* Requirements *
Transcribe the records below in full; pictures stay out of the copy.

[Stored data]
— Start —
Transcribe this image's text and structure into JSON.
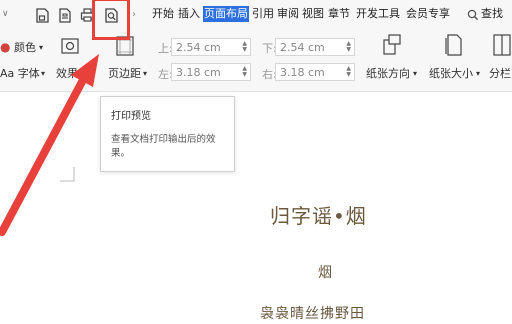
{
  "menu_tabs": {
    "start": "开始",
    "insert": "插入",
    "page_layout": "页面布局",
    "reference": "引用",
    "review": "审阅",
    "view": "视图",
    "section": "章节",
    "developer": "开发工具",
    "member": "会员专享",
    "search": "查找"
  },
  "ribbon": {
    "color": "颜色",
    "font": "Aa 字体",
    "effects": "效果",
    "margins": "页边距",
    "top_label": "上:",
    "top_value": "2.54 cm",
    "bottom_label": "下:",
    "bottom_value": "2.54 cm",
    "left_label": "左:",
    "left_value": "3.18 cm",
    "right_label": "右:",
    "right_value": "3.18 cm",
    "orientation": "纸张方向",
    "paper_size": "纸张大小",
    "columns": "分栏"
  },
  "tooltip": {
    "title": "打印预览",
    "description": "查看文档打印输出后的效果。"
  },
  "document": {
    "title": "归字谣•烟",
    "author": "烟",
    "line1": "袅袅晴丝拂野田"
  },
  "colors": {
    "accent": "#2b6fe0",
    "highlight": "#e8413c",
    "doc_text": "#6b5a3f"
  }
}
— End —
* Response to this exercise *
Transcribe this image's text and structure into JSON.
{
  "menu_tabs": {
    "start": "开始",
    "insert": "插入",
    "page_layout": "页面布局",
    "reference": "引用",
    "review": "审阅",
    "view": "视图",
    "section": "章节",
    "developer": "开发工具",
    "member": "会员专享",
    "search": "查找"
  },
  "ribbon": {
    "color": "颜色",
    "font": "Aa 字体",
    "effects": "效果",
    "margins": "页边距",
    "top_label": "上:",
    "top_value": "2.54 cm",
    "bottom_label": "下:",
    "bottom_value": "2.54 cm",
    "left_label": "左:",
    "left_value": "3.18 cm",
    "right_label": "右:",
    "right_value": "3.18 cm",
    "orientation": "纸张方向",
    "paper_size": "纸张大小",
    "columns": "分栏"
  },
  "tooltip": {
    "title": "打印预览",
    "description": "查看文档打印输出后的效果。"
  },
  "document": {
    "title": "归字谣•烟",
    "author": "烟",
    "line1": "袅袅晴丝拂野田"
  },
  "colors": {
    "accent": "#2b6fe0",
    "highlight": "#e8413c",
    "doc_text": "#6b5a3f"
  }
}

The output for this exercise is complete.